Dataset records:
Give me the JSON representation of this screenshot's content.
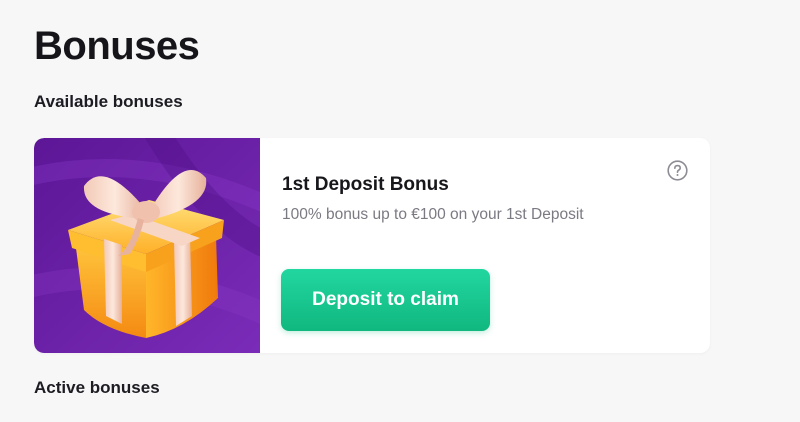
{
  "page": {
    "title": "Bonuses"
  },
  "sections": {
    "available_label": "Available bonuses",
    "active_label": "Active bonuses"
  },
  "bonus_card": {
    "image_icon": "gift-box-icon",
    "help_icon": "question-circle-icon",
    "title": "1st Deposit Bonus",
    "description": "100% bonus up to €100 on your 1st Deposit",
    "cta_label": "Deposit to claim"
  },
  "colors": {
    "accent": "#13c088",
    "image_background": "#6a1fa8"
  }
}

- _DIRECTIVE_:
Gather all lines with the string "title" from the data.

- _FINAL RESULT_:
    "title": "Bonuses"
    "title": "1st Deposit Bonus",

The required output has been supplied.